YOUR OBJECTIVE >>
Your task is to copy every line of the records below that contains "background".
-- start --
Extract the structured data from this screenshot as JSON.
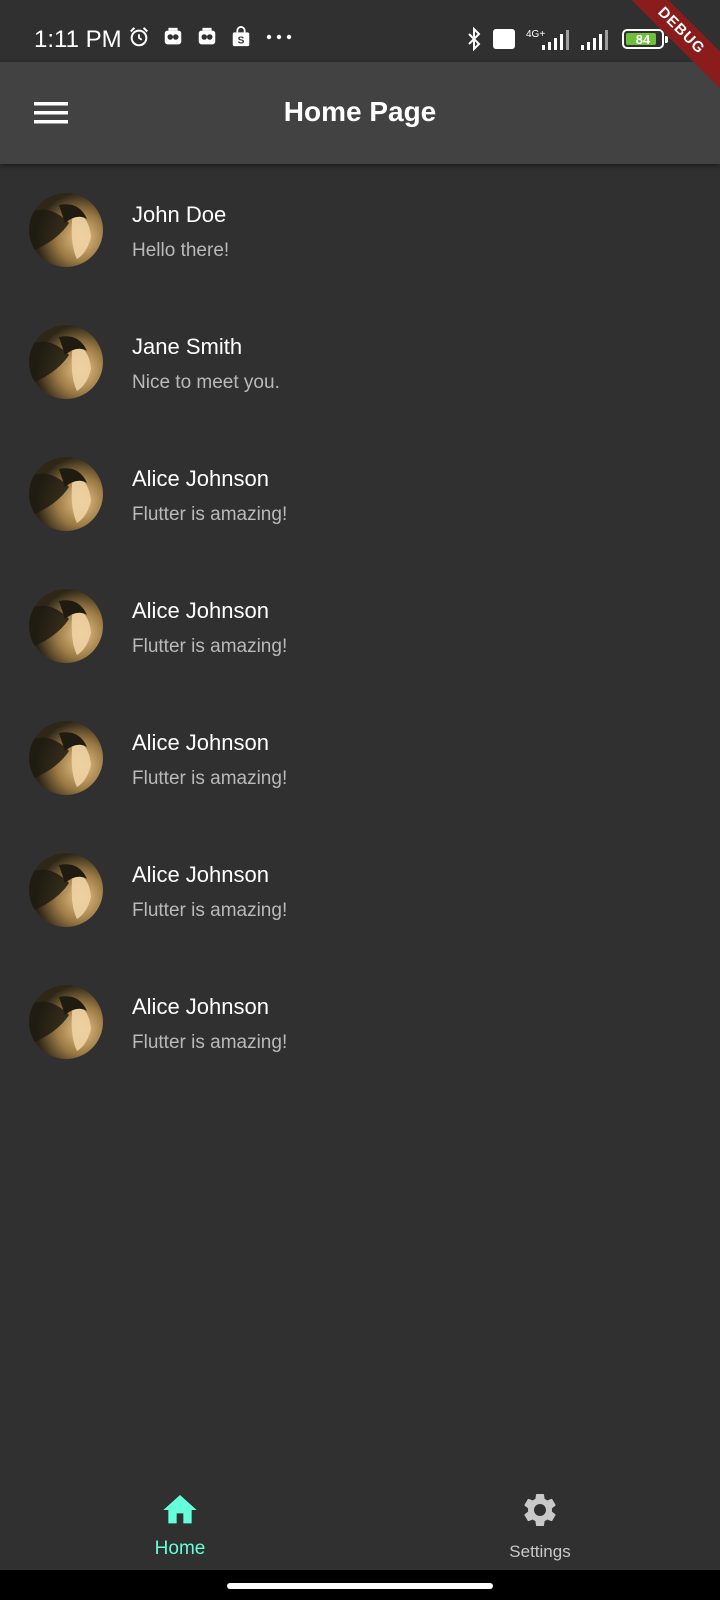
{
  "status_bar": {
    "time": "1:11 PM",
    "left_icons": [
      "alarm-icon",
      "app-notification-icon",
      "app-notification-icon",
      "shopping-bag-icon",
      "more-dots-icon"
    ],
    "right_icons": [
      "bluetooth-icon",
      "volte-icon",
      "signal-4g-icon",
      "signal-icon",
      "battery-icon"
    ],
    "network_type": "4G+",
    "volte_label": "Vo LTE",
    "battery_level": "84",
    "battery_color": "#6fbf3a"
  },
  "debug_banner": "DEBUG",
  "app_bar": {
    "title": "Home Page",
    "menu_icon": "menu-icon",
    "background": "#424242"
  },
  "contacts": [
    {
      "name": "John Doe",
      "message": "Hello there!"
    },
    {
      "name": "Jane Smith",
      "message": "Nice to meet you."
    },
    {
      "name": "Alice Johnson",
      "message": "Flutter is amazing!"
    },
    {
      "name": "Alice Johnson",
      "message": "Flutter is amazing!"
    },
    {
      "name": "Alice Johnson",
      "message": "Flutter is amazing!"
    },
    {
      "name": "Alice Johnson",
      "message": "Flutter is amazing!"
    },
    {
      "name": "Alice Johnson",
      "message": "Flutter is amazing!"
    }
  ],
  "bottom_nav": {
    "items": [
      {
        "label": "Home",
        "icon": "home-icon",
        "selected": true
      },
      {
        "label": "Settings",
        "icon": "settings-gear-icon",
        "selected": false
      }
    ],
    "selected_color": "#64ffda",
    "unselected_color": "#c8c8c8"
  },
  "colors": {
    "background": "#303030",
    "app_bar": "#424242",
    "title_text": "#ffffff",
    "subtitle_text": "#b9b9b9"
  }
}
-- end --
-- start --
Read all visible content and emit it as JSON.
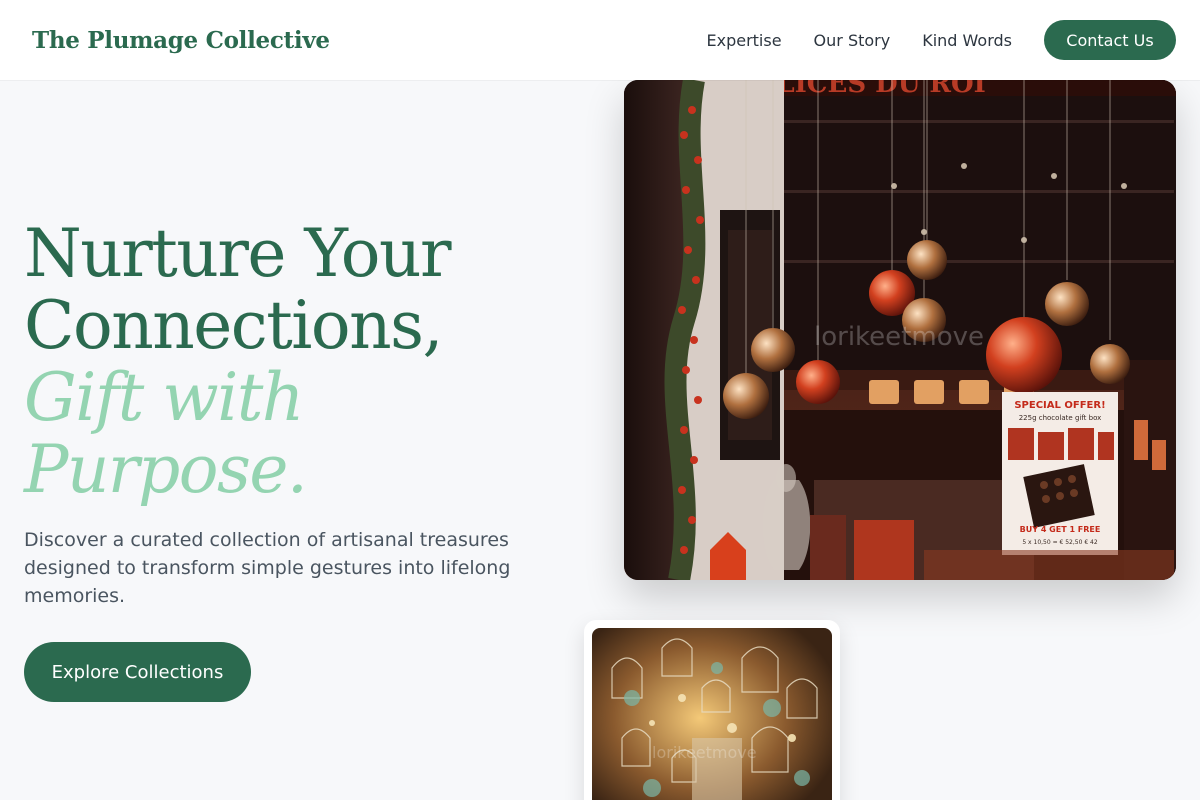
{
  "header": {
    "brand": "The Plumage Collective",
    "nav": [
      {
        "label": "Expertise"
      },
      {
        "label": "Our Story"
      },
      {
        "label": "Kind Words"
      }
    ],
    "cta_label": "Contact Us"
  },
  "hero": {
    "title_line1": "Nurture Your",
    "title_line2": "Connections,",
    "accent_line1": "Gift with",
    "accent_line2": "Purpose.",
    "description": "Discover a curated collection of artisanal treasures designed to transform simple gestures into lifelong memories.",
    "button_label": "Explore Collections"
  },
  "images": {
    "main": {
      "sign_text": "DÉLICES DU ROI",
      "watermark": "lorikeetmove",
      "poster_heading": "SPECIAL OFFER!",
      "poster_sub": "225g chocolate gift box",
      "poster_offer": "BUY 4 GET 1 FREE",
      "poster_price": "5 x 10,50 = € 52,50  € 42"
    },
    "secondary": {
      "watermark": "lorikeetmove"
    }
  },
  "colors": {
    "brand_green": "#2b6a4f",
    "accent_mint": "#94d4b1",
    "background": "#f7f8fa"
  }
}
-- end --
-- start --
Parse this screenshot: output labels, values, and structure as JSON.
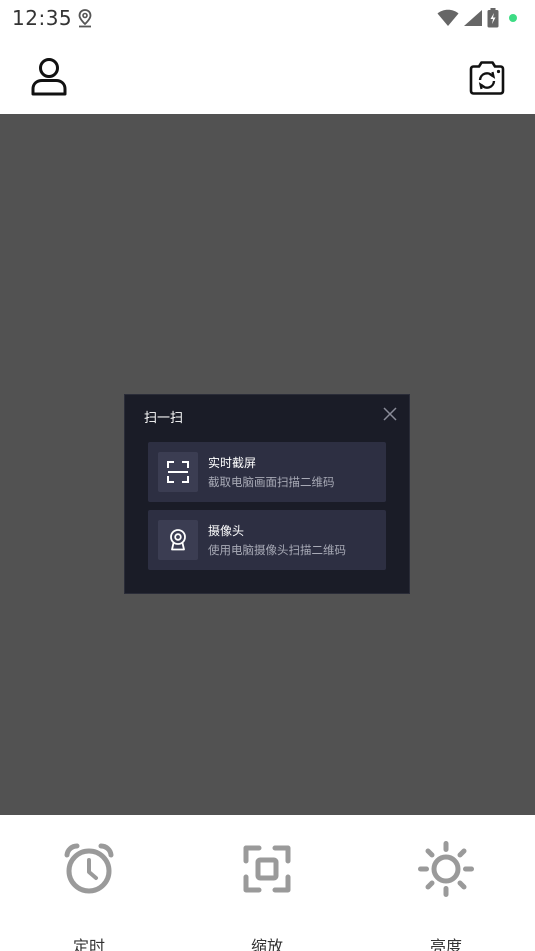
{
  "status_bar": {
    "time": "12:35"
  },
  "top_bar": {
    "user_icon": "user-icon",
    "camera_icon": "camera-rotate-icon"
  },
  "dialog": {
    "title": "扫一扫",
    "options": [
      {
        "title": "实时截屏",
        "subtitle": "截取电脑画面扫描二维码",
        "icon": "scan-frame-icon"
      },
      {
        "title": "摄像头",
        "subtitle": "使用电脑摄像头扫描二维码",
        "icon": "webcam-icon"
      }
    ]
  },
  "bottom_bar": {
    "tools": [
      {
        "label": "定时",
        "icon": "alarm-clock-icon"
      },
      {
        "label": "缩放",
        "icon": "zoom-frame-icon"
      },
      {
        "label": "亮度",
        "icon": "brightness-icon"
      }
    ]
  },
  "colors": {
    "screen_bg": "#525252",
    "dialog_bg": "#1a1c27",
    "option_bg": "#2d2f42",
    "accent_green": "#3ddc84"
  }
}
-- end --
EXERCISE SOLUTION >>
    "background": "#424242"
    "background": "#303030",
    "background": "#f7f8fa"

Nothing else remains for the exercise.